**Job**.
Write every line of the records below as a JSON list of strings, one string per line and no blank lines. Leave out the pictures.

**Entries supplied**.
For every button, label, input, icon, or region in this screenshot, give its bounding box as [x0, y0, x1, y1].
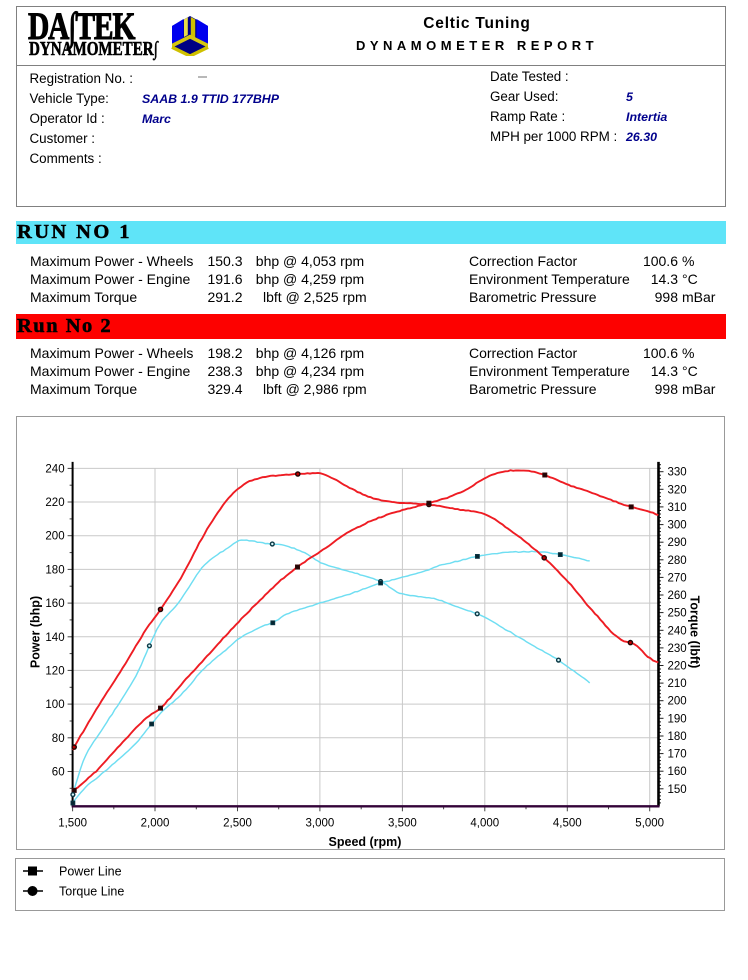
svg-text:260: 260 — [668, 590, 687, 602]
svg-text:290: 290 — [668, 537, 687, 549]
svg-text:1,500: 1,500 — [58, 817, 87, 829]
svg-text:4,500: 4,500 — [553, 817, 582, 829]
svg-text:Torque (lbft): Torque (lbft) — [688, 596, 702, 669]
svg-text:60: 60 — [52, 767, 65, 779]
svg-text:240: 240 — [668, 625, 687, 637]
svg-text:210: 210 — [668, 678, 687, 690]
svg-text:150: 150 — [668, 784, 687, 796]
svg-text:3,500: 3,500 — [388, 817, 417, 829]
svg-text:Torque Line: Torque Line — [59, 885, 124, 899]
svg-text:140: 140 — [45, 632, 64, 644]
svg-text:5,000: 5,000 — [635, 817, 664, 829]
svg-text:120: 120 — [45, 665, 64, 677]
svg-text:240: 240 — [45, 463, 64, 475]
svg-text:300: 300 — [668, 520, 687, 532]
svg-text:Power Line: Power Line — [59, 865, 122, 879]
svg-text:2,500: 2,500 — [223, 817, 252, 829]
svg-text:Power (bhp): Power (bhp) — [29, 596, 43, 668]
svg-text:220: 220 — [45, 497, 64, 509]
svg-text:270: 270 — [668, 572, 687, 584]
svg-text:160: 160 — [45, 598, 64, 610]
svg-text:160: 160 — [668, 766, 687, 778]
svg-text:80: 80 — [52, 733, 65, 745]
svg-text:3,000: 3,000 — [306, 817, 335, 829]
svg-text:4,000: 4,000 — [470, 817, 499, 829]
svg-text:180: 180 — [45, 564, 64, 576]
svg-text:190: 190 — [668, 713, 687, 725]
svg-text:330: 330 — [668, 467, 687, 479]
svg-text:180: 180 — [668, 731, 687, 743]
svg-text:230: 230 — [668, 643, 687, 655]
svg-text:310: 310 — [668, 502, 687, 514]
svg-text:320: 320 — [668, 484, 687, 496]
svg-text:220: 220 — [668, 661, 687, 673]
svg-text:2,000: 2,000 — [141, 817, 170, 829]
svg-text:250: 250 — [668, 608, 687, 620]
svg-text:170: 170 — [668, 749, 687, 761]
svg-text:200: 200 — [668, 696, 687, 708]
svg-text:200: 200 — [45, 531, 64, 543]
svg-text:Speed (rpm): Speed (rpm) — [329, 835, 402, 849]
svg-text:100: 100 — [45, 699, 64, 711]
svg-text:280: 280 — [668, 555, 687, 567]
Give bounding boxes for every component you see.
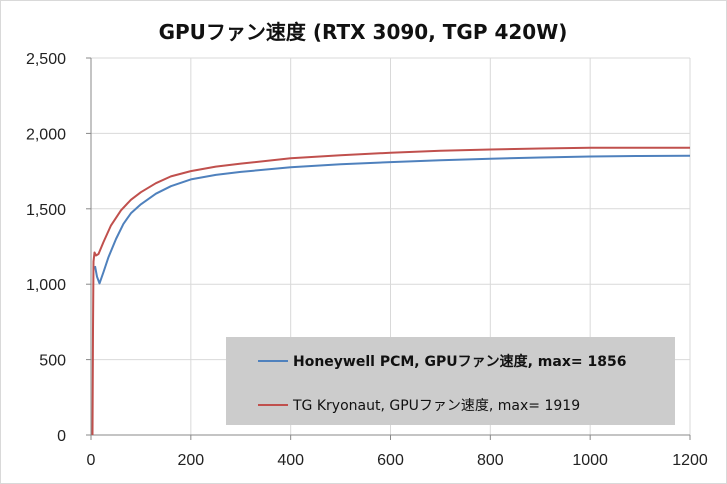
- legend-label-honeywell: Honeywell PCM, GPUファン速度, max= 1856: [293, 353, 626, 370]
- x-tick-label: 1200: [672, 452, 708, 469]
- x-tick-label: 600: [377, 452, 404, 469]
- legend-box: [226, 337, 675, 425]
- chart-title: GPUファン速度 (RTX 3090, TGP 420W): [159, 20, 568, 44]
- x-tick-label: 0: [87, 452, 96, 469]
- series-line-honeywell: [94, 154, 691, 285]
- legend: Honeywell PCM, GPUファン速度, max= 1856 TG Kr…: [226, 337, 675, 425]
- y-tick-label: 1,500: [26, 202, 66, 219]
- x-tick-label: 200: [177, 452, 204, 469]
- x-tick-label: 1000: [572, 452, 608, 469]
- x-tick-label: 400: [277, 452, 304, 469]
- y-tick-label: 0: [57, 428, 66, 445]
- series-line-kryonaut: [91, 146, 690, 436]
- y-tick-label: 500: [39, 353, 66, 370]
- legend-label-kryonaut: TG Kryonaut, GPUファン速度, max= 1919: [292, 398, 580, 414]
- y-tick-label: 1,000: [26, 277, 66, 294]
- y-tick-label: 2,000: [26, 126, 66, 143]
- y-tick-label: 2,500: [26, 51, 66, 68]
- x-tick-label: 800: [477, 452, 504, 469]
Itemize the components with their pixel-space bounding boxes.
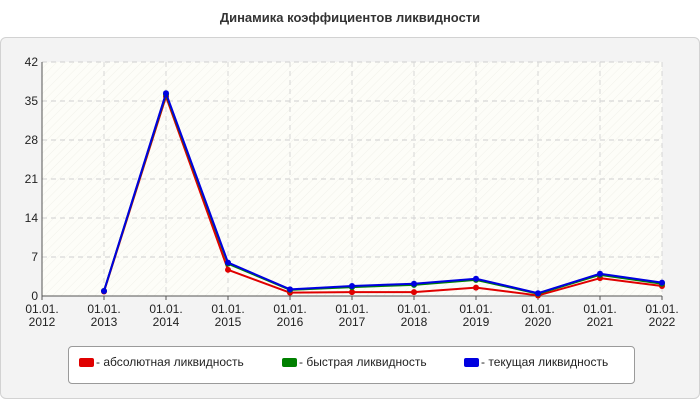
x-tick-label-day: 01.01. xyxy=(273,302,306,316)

**Written answer**.
[
  "For every button, label, input, icon, or region in this screenshot, give its bounding box as [x0, y0, x1, y1].",
  "svg-text:260: 260 — [668, 590, 687, 602]",
  "svg-text:290: 290 — [668, 537, 687, 549]",
  "svg-text:1,500: 1,500 — [58, 817, 87, 829]",
  "svg-text:4,500: 4,500 — [553, 817, 582, 829]",
  "svg-text:Torque (lbft): Torque (lbft) — [688, 596, 702, 669]",
  "svg-text:60: 60 — [52, 767, 65, 779]",
  "svg-text:240: 240 — [668, 625, 687, 637]",
  "svg-text:210: 210 — [668, 678, 687, 690]",
  "svg-text:150: 150 — [668, 784, 687, 796]",
  "svg-text:3,500: 3,500 — [388, 817, 417, 829]",
  "svg-text:Torque Line: Torque Line — [59, 885, 124, 899]",
  "svg-text:140: 140 — [45, 632, 64, 644]",
  "svg-text:5,000: 5,000 — [635, 817, 664, 829]",
  "svg-text:120: 120 — [45, 665, 64, 677]",
  "svg-text:240: 240 — [45, 463, 64, 475]",
  "svg-text:300: 300 — [668, 520, 687, 532]",
  "svg-text:Power Line: Power Line — [59, 865, 122, 879]",
  "svg-text:2,500: 2,500 — [223, 817, 252, 829]",
  "svg-text:Power (bhp): Power (bhp) — [29, 596, 43, 668]",
  "svg-text:220: 220 — [45, 497, 64, 509]",
  "svg-text:270: 270 — [668, 572, 687, 584]",
  "svg-text:160: 160 — [45, 598, 64, 610]",
  "svg-text:160: 160 — [668, 766, 687, 778]",
  "svg-text:80: 80 — [52, 733, 65, 745]",
  "svg-text:3,000: 3,000 — [306, 817, 335, 829]",
  "svg-text:4,000: 4,000 — [470, 817, 499, 829]",
  "svg-text:180: 180 — [45, 564, 64, 576]",
  "svg-text:190: 190 — [668, 713, 687, 725]",
  "svg-text:330: 330 — [668, 467, 687, 479]",
  "svg-text:180: 180 — [668, 731, 687, 743]",
  "svg-text:230: 230 — [668, 643, 687, 655]",
  "svg-text:310: 310 — [668, 502, 687, 514]",
  "svg-text:320: 320 — [668, 484, 687, 496]",
  "svg-text:220: 220 — [668, 661, 687, 673]",
  "svg-text:2,000: 2,000 — [141, 817, 170, 829]",
  "svg-text:250: 250 — [668, 608, 687, 620]",
  "svg-text:170: 170 — [668, 749, 687, 761]",
  "svg-text:200: 200 — [668, 696, 687, 708]",
  "svg-text:200: 200 — [45, 531, 64, 543]",
  "svg-text:Speed (rpm): Speed (rpm) — [329, 835, 402, 849]",
  "svg-text:100: 100 — [45, 699, 64, 711]",
  "svg-text:280: 280 — [668, 555, 687, 567]",
  "Give bounding boxes for every component you see.",
  "- legend-label-honeywell: Honeywell PCM, GPUファン速度, max= 1856: [293, 353, 626, 370]",
  "- x-tick-label: 1200: [672, 452, 708, 469]",
  "- x-tick-label: 600: [377, 452, 404, 469]",
  "- legend-box: [226, 337, 675, 425]",
  "- chart-title: GPUファン速度 (RTX 3090, TGP 420W): [159, 20, 568, 44]",
  "- x-tick-label: 0: [87, 452, 96, 469]",
  "- series-line-honeywell: [94, 154, 691, 285]",
  "- legend: Honeywell PCM, GPUファン速度, max= 1856 TG Kr…: [226, 337, 675, 425]",
  "- y-tick-label: 1,500: [26, 202, 66, 219]",
  "- x-tick-label: 200: [177, 452, 204, 469]",
  "- x-tick-label: 1000: [572, 452, 608, 469]",
  "- x-tick-label: 400: [277, 452, 304, 469]",
  "- y-tick-label: 0: [57, 428, 66, 445]",
  "- series-line-kryonaut: [91, 146, 690, 436]",
  "- y-tick-label: 500: [39, 353, 66, 370]",
  "- legend-label-kryonaut: TG Kryonaut, GPUファン速度, max= 1919: [292, 398, 580, 414]",
  "- y-tick-label: 1,000: [26, 277, 66, 294]",
  "- y-tick-label: 2,000: [26, 126, 66, 143]",
  "- y-tick-label: 2,500: [26, 51, 66, 68]",
  "- x-tick-label: 800: [477, 452, 504, 469]",
  "Itemize the components with their pixel-space bounding boxes.",
  "x-tick-label-day: 01.01. xyxy=(273,302,306,316)"
]